_Provided material_:

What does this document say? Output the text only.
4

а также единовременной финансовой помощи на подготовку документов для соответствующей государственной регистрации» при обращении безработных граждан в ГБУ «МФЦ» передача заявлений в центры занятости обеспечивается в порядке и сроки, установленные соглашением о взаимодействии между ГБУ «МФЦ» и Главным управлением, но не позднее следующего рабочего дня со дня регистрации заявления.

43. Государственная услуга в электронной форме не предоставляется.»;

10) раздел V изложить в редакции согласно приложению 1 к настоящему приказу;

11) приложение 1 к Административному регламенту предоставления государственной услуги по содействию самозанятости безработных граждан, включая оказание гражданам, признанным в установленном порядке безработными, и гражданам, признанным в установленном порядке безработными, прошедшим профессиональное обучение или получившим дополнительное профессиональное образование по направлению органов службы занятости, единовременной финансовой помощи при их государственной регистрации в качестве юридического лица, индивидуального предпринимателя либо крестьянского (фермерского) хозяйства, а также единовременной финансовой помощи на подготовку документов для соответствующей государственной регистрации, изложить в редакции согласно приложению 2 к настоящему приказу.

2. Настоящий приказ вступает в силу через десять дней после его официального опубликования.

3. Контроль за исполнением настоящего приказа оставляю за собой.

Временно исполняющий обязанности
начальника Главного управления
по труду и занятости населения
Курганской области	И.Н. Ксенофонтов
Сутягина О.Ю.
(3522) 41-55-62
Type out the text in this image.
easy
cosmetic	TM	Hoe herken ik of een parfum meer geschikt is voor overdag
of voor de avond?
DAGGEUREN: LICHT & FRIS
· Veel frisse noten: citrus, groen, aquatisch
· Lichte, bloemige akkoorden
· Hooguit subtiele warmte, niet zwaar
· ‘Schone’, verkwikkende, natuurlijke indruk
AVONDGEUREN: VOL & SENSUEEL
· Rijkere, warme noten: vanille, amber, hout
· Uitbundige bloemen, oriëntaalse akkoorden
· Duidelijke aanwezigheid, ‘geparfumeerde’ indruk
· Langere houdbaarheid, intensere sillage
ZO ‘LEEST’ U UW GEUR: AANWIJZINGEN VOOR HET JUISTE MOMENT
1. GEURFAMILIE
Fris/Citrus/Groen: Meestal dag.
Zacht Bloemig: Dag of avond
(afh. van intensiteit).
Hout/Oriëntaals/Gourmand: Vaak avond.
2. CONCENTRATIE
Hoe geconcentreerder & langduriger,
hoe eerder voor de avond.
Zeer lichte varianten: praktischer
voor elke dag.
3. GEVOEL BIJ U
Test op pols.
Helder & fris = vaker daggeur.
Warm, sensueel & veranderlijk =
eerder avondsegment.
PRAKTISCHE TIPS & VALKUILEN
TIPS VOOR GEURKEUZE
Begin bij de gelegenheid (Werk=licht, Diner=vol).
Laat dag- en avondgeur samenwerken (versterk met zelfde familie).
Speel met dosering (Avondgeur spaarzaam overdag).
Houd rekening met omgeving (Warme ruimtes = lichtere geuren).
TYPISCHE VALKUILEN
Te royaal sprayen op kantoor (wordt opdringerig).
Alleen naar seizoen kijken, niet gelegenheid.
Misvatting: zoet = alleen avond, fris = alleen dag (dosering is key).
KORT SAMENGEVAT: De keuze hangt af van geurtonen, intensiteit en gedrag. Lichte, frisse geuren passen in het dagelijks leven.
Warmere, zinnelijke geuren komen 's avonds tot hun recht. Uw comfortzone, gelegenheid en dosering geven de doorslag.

_Brief_:
How many of the lines above contain the string "intensiteit"? Give the number only.

_Result_:
2